Exact reproduction is required for all entries.

::: RECORDS TO USE

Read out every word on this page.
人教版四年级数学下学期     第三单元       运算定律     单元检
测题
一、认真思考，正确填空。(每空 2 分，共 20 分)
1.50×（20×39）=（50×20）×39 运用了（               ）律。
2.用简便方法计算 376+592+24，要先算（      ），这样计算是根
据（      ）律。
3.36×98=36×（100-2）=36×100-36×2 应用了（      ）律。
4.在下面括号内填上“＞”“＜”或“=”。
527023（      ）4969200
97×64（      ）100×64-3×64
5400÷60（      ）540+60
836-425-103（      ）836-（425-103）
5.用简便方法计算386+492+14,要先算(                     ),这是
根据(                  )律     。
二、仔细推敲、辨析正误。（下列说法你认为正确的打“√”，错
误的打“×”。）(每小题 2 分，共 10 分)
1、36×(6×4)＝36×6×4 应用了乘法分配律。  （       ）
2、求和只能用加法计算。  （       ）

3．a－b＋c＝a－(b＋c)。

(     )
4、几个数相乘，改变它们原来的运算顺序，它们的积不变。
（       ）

::::::

**RESULT FOR THIS TASK**:
Read out every word on this page.
人教版四年级数学下学期     第三单元       运算定律     单元检
测题
一、认真思考，正确填空。(每空 2 分，共 20 分)
1.50×（20×39）=（50×20）×39 运用了（               ）律。
2.用简便方法计算 376+592+24，要先算（      ），这样计算是根
据（      ）律。
3.36×98=36×（100-2）=36×100-36×2 应用了（      ）律。
4.在下面括号内填上“＞”“＜”或“=”。
527023（      ）4969200
97×64（      ）100×64-3×64
5400÷60（      ）540+60
836-425-103（      ）836-（425-103）
5.用简便方法计算386+492+14,要先算(                     ),这是
根据(                  )律     。
二、仔细推敲、辨析正误。（下列说法你认为正确的打“√”，错
误的打“×”。）(每小题 2 分，共 10 分)
1、36×(6×4)＝36×6×4 应用了乘法分配律。  （       ）
2、求和只能用加法计算。  （       ）

3．a－b＋c＝a－(b＋c)。

(     )
4、几个数相乘，改变它们原来的运算顺序，它们的积不变。
（       ）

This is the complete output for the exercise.